▸ SOURCE DOCUMENT:

>> start

# San Diego Metro Club



## george simon (Feb 28, 2006)

*The SAN DIEGO METRO PC,will have its bi-monthly meeting saturday April 3 2010,at the LINDA VISTA RECREATION CENTER,7064 Levant st.,San Diego, CA.92111. There will be a small show and a meeting there also may be some birds for sale.We are a family orinted club,that enjoy pigeons.The meeting/show starte at 12 noon to 4PM YOU ALL COME. * GEORGE


----------



## Skyeking (Jan 17, 2003)

Thank you for letting our members know.


----------



## soymi69 (Nov 12, 2007)

Wish I could still be there in San Diego please say hi to all the members of SDMPC.


----------



## george simon (Feb 28, 2006)

george simon said:


> *The SAN DIEGO METRO PC,will have its bi-monthly meeting saturday April 3, 2010,at the LINDA VISTA RECREATION CENTER,7064 Levant st.,San Diego, CA.92111. There will be a small show and a meeting there also may be some birds for sale.We are a family orinted club,that enjoy pigeons.The meeting/show starts at 12 noon to 4PM YOU ALL COME. * GEORGE


*JUST BUMPING UP as a reminder hope to see some of you there*


----------



## shawn arnold (Nov 9, 2009)

I'm gonna be there George. I cant wait to finally get to meet you. See you on saterday. I'll be the 6'6" guy with my two kids. see you soon.


----------



## g0ldenb0y55 (Dec 23, 2008)

shawn arnold said:


> I'm gonna be there George. I cant wait to finally get to meet you. See you on saterday. I'll be the 6'6" guy with my two kids. see you soon.


Wow, 6'6"! You can flag your birds without using a pole! You can just throw your hands up when you're that tall.


----------



## shawn arnold (Nov 9, 2009)

It helps when I'm watching my birds flying. But the down fall is the sun is always in my eyes. haha. Shawn


----------



## g0ldenb0y55 (Dec 23, 2008)

shawn arnold said:


> It helps when I'm watching my birds flying. But the down fall is the sun is always in my eyes. haha. Shawn


LOL......


----------



## george simon (Feb 28, 2006)

shawn arnold said:


> I'm gonna be there George. I cant wait to finally get to meet you. See you on saterday. I'll be the 6'6" guy with my two kids. see you soon.


*I will be looking for you* GEORGE


----------



## Margarret (May 3, 2007)

Bumping up again. I'll be there too. I'm looking forward to meeting you Shawn. George, I'm bringing Raggedy Andy and Ann. They are changing color already. I'm not sure what they are now!

>> end

▸ DATA SHOWN:
>> start

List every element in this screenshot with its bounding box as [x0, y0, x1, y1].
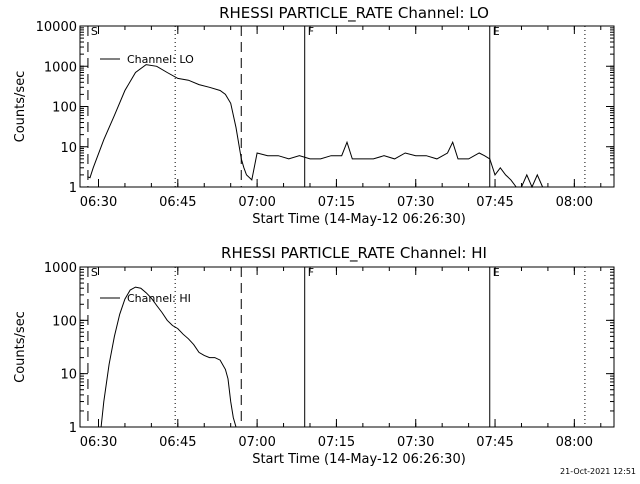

>> end

▸ STATED PROBLEM 1: Restate word for word everything in the San Diego Metro Club thread from "Thank you for" down to "members of SDMPC.".
▸ STATED PROBLEM 2: Decide whether each statement agrees with the San Diego Metro Club thread, answering yes or no and quoting the deciding words: (a) the meeting takes place at a recreation center in Linda Vista; (b) the meeting/show runs until 5 PM; (c) shawn arnold plans to attend with two kids.

▸ EXERCISE OUTPUT 1:
Thank you for letting our members know.


----------



## soymi69 (Nov 12, 2007)

Wish I could still be there in San Diego please say hi to all the members of SDMPC.

▸ EXERCISE OUTPUT 2:
(a) Yes: "at the LINDA VISTA RECREATION CENTER"
(b) No: "The meeting/show starts at 12 noon to 4PM"
(c) Yes: "I'll be the 6'6" guy with my two kids."